**Aim**
Could you write out the records below exactly as they appear?

-------- Data in this exercise --------

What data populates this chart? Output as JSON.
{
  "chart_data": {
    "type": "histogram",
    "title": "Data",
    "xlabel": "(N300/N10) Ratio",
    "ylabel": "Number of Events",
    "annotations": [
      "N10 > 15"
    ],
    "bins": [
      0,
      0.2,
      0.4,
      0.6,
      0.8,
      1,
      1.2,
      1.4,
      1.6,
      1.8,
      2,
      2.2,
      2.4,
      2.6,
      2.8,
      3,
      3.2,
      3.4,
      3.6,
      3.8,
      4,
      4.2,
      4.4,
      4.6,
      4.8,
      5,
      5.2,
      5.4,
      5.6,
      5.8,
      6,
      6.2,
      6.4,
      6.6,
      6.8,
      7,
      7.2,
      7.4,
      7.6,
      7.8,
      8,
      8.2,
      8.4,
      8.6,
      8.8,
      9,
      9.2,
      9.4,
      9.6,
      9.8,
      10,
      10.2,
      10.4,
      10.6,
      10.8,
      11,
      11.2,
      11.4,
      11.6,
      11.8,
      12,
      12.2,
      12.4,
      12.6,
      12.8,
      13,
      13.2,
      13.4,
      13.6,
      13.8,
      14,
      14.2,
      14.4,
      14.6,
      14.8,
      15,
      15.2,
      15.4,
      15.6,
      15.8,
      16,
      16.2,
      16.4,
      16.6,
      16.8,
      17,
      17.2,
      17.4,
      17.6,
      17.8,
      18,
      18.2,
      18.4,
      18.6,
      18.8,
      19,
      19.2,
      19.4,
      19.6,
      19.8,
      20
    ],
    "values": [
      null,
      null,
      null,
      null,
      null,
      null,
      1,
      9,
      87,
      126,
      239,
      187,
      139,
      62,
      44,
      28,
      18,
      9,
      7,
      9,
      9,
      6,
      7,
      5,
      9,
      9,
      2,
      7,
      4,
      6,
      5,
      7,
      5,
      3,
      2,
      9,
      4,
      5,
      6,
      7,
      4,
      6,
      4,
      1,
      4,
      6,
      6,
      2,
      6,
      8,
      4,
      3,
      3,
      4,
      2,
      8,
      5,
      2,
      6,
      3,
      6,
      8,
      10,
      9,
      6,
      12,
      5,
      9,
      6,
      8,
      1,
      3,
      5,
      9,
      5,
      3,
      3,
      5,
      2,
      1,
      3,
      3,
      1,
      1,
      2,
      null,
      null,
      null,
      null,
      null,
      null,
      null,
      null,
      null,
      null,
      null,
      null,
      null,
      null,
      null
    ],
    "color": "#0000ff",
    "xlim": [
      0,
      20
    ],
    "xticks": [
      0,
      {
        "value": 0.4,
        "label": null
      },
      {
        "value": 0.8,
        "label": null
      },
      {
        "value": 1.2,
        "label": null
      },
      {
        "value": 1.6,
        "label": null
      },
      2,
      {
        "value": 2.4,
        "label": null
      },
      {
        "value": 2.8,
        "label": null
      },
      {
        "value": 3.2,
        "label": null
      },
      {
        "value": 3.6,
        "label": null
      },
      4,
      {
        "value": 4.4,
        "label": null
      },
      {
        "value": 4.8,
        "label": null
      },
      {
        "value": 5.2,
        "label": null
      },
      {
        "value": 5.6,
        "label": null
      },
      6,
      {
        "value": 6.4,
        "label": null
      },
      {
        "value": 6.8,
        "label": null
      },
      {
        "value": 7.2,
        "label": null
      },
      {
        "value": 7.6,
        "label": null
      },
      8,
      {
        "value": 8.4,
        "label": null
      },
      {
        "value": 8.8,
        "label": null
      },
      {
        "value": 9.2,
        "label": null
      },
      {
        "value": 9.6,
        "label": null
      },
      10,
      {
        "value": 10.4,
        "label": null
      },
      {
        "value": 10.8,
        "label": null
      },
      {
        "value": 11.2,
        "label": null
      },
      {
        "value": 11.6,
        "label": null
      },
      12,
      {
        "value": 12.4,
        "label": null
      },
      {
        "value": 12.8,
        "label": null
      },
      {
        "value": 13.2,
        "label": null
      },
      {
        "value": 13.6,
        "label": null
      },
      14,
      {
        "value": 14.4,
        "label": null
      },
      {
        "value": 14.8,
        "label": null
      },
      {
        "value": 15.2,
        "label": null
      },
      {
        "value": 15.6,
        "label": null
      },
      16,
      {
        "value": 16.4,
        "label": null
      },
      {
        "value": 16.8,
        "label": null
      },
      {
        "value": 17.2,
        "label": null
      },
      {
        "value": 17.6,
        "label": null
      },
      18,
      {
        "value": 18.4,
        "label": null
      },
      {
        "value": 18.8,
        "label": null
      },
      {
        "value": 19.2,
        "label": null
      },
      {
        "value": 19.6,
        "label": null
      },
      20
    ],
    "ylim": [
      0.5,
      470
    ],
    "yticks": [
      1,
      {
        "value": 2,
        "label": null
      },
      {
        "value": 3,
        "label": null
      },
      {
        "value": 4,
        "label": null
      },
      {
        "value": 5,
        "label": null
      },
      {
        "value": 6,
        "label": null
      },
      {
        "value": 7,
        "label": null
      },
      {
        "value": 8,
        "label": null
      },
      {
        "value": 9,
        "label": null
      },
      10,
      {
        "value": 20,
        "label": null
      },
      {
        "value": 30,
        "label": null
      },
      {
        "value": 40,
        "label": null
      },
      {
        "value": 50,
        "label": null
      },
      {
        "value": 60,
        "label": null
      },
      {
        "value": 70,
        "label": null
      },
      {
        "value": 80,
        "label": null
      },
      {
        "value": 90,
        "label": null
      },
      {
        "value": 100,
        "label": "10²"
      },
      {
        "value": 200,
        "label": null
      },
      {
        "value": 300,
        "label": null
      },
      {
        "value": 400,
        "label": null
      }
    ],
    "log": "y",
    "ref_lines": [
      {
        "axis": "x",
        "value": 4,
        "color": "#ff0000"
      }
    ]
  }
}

--------

**Correct answer**
What data populates this chart? Output as JSON.
{
  "chart_data": {
    "type": "histogram",
    "title": "Data",
    "xlabel": "(N300/N10) Ratio",
    "ylabel": "Number of Events",
    "annotations": [
      "N10 > 15"
    ],
    "bins": [
      0,
      0.2,
      0.4,
      0.6,
      0.8,
      1,
      1.2,
      1.4,
      1.6,
      1.8,
      2,
      2.2,
      2.4,
      2.6,
      2.8,
      3,
      3.2,
      3.4,
      3.6,
      3.8,
      4,
      4.2,
      4.4,
      4.6,
      4.8,
      5,
      5.2,
      5.4,
      5.6,
      5.8,
      6,
      6.2,
      6.4,
      6.6,
      6.8,
      7,
      7.2,
      7.4,
      7.6,
      7.8,
      8,
      8.2,
      8.4,
      8.6,
      8.8,
      9,
      9.2,
      9.4,
      9.6,
      9.8,
      10,
      10.2,
      10.4,
      10.6,
      10.8,
      11,
      11.2,
      11.4,
      11.6,
      11.8,
      12,
      12.2,
      12.4,
      12.6,
      12.8,
      13,
      13.2,
      13.4,
      13.6,
      13.8,
      14,
      14.2,
      14.4,
      14.6,
      14.8,
      15,
      15.2,
      15.4,
      15.6,
      15.8,
      16,
      16.2,
      16.4,
      16.6,
      16.8,
      17,
      17.2,
      17.4,
      17.6,
      17.8,
      18,
      18.2,
      18.4,
      18.6,
      18.8,
      19,
      19.2,
      19.4,
      19.6,
      19.8,
      20
    ],
    "values": [
      null,
      null,
      null,
      null,
      null,
      null,
      1,
      9,
      87,
      126,
      239,
      187,
      139,
      62,
      44,
      28,
      18,
      9,
      7,
      9,
      9,
      6,
      7,
      5,
      9,
      9,
      2,
      7,
      4,
      6,
      5,
      7,
      5,
      3,
      2,
      9,
      4,
      5,
      6,
      7,
      4,
      6,
      4,
      1,
      4,
      6,
      6,
      2,
      6,
      8,
      4,
      3,
      3,
      4,
      2,
      8,
      5,
      2,
      6,
      3,
      6,
      8,
      10,
      9,
      6,
      12,
      5,
      9,
      6,
      8,
      1,
      3,
      5,
      9,
      5,
      3,
      3,
      5,
      2,
      1,
      3,
      3,
      1,
      1,
      2,
      null,
      null,
      null,
      null,
      null,
      null,
      null,
      null,
      null,
      null,
      null,
      null,
      null,
      null,
      null
    ],
    "color": "#0000ff",
    "xlim": [
      0,
      20
    ],
    "xticks": [
      0,
      {
        "value": 0.4,
        "label": null
      },
      {
        "value": 0.8,
        "label": null
      },
      {
        "value": 1.2,
        "label": null
      },
      {
        "value": 1.6,
        "label": null
      },
      2,
      {
        "value": 2.4,
        "label": null
      },
      {
        "value": 2.8,
        "label": null
      },
      {
        "value": 3.2,
        "label": null
      },
      {
        "value": 3.6,
        "label": null
      },
      4,
      {
        "value": 4.4,
        "label": null
      },
      {
        "value": 4.8,
        "label": null
      },
      {
        "value": 5.2,
        "label": null
      },
      {
        "value": 5.6,
        "label": null
      },
      6,
      {
        "value": 6.4,
        "label": null
      },
      {
        "value": 6.8,
        "label": null
      },
      {
        "value": 7.2,
        "label": null
      },
      {
        "value": 7.6,
        "label": null
      },
      8,
      {
        "value": 8.4,
        "label": null
      },
      {
        "value": 8.8,
        "label": null
      },
      {
        "value": 9.2,
        "label": null
      },
      {
        "value": 9.6,
        "label": null
      },
      10,
      {
        "value": 10.4,
        "label": null
      },
      {
        "value": 10.8,
        "label": null
      },
      {
        "value": 11.2,
        "label": null
      },
      {
        "value": 11.6,
        "label": null
      },
      12,
      {
        "value": 12.4,
        "label": null
      },
      {
        "value": 12.8,
        "label": null
      },
      {
        "value": 13.2,
        "label": null
      },
      {
        "value": 13.6,
        "label": null
      },
      14,
      {
        "value": 14.4,
        "label": null
      },
      {
        "value": 14.8,
        "label": null
      },
      {
        "value": 15.2,
        "label": null
      },
      {
        "value": 15.6,
        "label": null
      },
      16,
      {
        "value": 16.4,
        "label": null
      },
      {
        "value": 16.8,
        "label": null
      },
      {
        "value": 17.2,
        "label": null
      },
      {
        "value": 17.6,
        "label": null
      },
      18,
      {
        "value": 18.4,
        "label": null
      },
      {
        "value": 18.8,
        "label": null
      },
      {
        "value": 19.2,
        "label": null
      },
      {
        "value": 19.6,
        "label": null
      },
      20
    ],
    "ylim": [
      0.5,
      470
    ],
    "yticks": [
      1,
      {
        "value": 2,
        "label": null
      },
      {
        "value": 3,
        "label": null
      },
      {
        "value": 4,
        "label": null
      },
      {
        "value": 5,
        "label": null
      },
      {
        "value": 6,
        "label": null
      },
      {
        "value": 7,
        "label": null
      },
      {
        "value": 8,
        "label": null
      },
      {
        "value": 9,
        "label": null
      },
      10,
      {
        "value": 20,
        "label": null
      },
      {
        "value": 30,
        "label": null
      },
      {
        "value": 40,
        "label": null
      },
      {
        "value": 50,
        "label": null
      },
      {
        "value": 60,
        "label": null
      },
      {
        "value": 70,
        "label": null
      },
      {
        "value": 80,
        "label": null
      },
      {
        "value": 90,
        "label": null
      },
      {
        "value": 100,
        "label": "10²"
      },
      {
        "value": 200,
        "label": null
      },
      {
        "value": 300,
        "label": null
      },
      {
        "value": 400,
        "label": null
      }
    ],
    "log": "y",
    "ref_lines": [
      {
        "axis": "x",
        "value": 4,
        "color": "#ff0000"
      }
    ]
  }
}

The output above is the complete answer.